--- MATERIAL ---

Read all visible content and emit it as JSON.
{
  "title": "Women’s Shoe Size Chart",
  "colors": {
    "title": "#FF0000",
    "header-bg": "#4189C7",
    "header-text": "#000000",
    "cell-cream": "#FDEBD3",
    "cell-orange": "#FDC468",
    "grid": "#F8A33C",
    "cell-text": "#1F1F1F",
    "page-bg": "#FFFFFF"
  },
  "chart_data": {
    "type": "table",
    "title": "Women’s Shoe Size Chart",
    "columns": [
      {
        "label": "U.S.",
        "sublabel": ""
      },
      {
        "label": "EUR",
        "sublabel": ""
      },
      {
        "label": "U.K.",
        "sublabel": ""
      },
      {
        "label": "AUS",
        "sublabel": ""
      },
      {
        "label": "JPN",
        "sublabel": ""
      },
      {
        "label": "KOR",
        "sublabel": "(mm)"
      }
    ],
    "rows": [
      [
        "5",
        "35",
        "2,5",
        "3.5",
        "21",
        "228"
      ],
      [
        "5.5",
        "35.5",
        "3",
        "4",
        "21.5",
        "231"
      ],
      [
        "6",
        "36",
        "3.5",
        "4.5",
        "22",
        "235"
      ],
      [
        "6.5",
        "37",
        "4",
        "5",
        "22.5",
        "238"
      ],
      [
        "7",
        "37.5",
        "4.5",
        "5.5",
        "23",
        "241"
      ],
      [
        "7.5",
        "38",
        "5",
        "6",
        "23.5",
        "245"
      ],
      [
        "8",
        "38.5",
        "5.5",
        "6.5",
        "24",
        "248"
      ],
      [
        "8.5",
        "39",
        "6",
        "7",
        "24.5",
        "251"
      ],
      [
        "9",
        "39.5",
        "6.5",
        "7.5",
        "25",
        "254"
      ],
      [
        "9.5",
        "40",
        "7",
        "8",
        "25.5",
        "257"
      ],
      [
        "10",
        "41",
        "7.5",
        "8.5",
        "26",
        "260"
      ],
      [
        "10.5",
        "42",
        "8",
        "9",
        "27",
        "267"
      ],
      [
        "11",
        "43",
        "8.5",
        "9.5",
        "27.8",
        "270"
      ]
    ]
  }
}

---
--- MATERIAL ---

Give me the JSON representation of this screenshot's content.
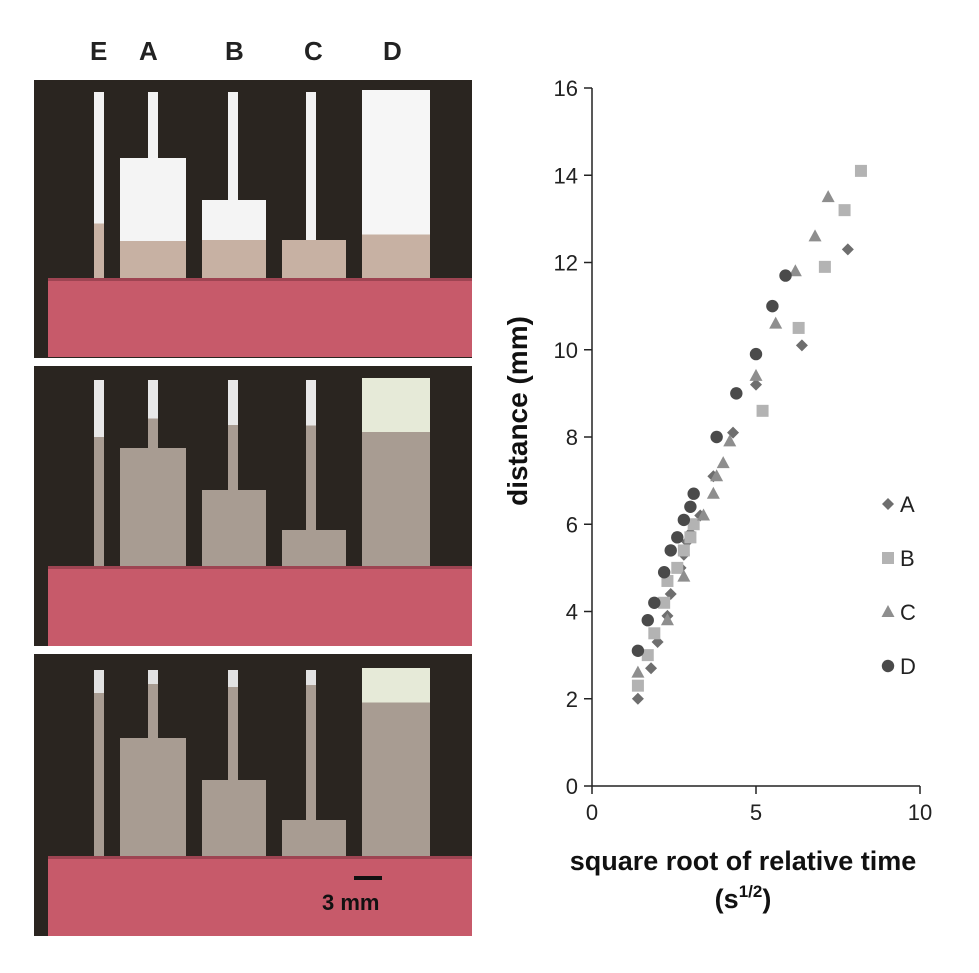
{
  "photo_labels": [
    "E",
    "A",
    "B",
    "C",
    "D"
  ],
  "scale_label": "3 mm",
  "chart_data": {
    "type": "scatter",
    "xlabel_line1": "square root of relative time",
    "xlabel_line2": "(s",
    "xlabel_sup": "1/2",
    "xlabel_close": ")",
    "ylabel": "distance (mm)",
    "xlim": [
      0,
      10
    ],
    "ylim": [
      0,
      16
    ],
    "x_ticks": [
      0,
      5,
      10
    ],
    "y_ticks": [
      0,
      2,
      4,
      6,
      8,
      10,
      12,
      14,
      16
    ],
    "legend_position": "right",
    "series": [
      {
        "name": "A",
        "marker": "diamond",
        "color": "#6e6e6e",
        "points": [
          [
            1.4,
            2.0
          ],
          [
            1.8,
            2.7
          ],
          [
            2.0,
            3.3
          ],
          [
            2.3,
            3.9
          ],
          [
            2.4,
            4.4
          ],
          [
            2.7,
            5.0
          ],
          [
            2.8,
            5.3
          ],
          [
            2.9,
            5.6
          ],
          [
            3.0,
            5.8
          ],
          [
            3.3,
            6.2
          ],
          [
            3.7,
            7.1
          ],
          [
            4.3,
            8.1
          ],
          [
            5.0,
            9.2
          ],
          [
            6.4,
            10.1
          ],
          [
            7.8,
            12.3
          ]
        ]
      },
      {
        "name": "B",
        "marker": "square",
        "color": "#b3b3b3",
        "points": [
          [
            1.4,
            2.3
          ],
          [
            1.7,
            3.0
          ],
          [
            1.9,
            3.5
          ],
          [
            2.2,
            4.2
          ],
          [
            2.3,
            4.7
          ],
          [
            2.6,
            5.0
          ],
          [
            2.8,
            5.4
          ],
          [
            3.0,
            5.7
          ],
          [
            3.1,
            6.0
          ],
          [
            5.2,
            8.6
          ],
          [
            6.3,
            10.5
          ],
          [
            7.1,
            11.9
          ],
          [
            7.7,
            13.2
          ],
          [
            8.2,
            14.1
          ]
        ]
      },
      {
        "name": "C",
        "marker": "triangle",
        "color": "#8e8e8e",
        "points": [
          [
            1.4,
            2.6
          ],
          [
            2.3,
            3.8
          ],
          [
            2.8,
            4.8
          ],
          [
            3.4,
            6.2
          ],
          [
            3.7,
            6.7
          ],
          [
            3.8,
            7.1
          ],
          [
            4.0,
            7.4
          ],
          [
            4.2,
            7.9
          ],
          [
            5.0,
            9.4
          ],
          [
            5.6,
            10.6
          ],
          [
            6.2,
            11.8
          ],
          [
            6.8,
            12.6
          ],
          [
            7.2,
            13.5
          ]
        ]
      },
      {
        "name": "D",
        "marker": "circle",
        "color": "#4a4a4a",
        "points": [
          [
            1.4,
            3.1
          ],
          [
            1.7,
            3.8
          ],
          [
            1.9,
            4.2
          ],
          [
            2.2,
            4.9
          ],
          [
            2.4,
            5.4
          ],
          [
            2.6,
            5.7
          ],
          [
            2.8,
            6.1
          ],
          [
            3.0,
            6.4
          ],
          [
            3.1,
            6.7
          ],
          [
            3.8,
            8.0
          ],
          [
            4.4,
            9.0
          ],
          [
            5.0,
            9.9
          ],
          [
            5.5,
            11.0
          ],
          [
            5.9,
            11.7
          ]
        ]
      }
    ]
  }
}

---

GOAL:
Find every line in the listing that holds the string "header", then say how many there are as a bare number.

EXERCISE RESPONSE:
2